## Exercise data
□ □ □ □ □
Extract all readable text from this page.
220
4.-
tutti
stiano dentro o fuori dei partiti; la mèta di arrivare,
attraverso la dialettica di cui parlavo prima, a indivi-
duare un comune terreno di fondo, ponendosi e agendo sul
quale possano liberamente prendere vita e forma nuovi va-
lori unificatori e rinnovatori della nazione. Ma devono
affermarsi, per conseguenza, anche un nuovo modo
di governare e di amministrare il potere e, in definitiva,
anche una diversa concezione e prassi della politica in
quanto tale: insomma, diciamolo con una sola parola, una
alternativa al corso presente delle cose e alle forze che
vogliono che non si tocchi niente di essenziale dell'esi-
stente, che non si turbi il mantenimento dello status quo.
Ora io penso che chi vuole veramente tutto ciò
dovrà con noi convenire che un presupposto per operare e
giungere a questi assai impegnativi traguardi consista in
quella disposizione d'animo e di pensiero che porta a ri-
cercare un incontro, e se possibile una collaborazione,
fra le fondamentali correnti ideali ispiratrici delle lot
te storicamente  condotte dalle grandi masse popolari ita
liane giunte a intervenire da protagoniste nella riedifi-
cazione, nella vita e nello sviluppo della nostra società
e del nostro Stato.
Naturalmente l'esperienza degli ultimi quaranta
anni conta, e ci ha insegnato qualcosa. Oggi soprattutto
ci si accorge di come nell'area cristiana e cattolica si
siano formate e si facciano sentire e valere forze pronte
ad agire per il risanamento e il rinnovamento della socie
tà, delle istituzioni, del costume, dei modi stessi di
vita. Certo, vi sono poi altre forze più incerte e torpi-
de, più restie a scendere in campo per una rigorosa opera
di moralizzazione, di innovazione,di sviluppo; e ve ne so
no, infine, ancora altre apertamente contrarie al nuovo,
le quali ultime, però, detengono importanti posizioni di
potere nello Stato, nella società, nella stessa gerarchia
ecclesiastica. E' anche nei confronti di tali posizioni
□ □ □ □ □
## What the exercise asks
Reproduce every entry shown above, precisely as it stands.

## Result
Extract all readable text from this page.
220
4.-
tutti
stiano dentro o fuori dei partiti; la mèta di arrivare,
attraverso la dialettica di cui parlavo prima, a indivi-
duare un comune terreno di fondo, ponendosi e agendo sul
quale possano liberamente prendere vita e forma nuovi va-
lori unificatori e rinnovatori della nazione. Ma devono
affermarsi, per conseguenza, anche un nuovo modo
di governare e di amministrare il potere e, in definitiva,
anche una diversa concezione e prassi della politica in
quanto tale: insomma, diciamolo con una sola parola, una
alternativa al corso presente delle cose e alle forze che
vogliono che non si tocchi niente di essenziale dell'esi-
stente, che non si turbi il mantenimento dello status quo.
Ora io penso che chi vuole veramente tutto ciò
dovrà con noi convenire che un presupposto per operare e
giungere a questi assai impegnativi traguardi consista in
quella disposizione d'animo e di pensiero che porta a ri-
cercare un incontro, e se possibile una collaborazione,
fra le fondamentali correnti ideali ispiratrici delle lot
te storicamente  condotte dalle grandi masse popolari ita
liane giunte a intervenire da protagoniste nella riedifi-
cazione, nella vita e nello sviluppo della nostra società
e del nostro Stato.
Naturalmente l'esperienza degli ultimi quaranta
anni conta, e ci ha insegnato qualcosa. Oggi soprattutto
ci si accorge di come nell'area cristiana e cattolica si
siano formate e si facciano sentire e valere forze pronte
ad agire per il risanamento e il rinnovamento della socie
tà, delle istituzioni, del costume, dei modi stessi di
vita. Certo, vi sono poi altre forze più incerte e torpi-
de, più restie a scendere in campo per una rigorosa opera
di moralizzazione, di innovazione,di sviluppo; e ve ne so
no, infine, ancora altre apertamente contrarie al nuovo,
le quali ultime, però, detengono importanti posizioni di
potere nello Stato, nella società, nella stessa gerarchia
ecclesiastica. E' anche nei confronti di tali posizioni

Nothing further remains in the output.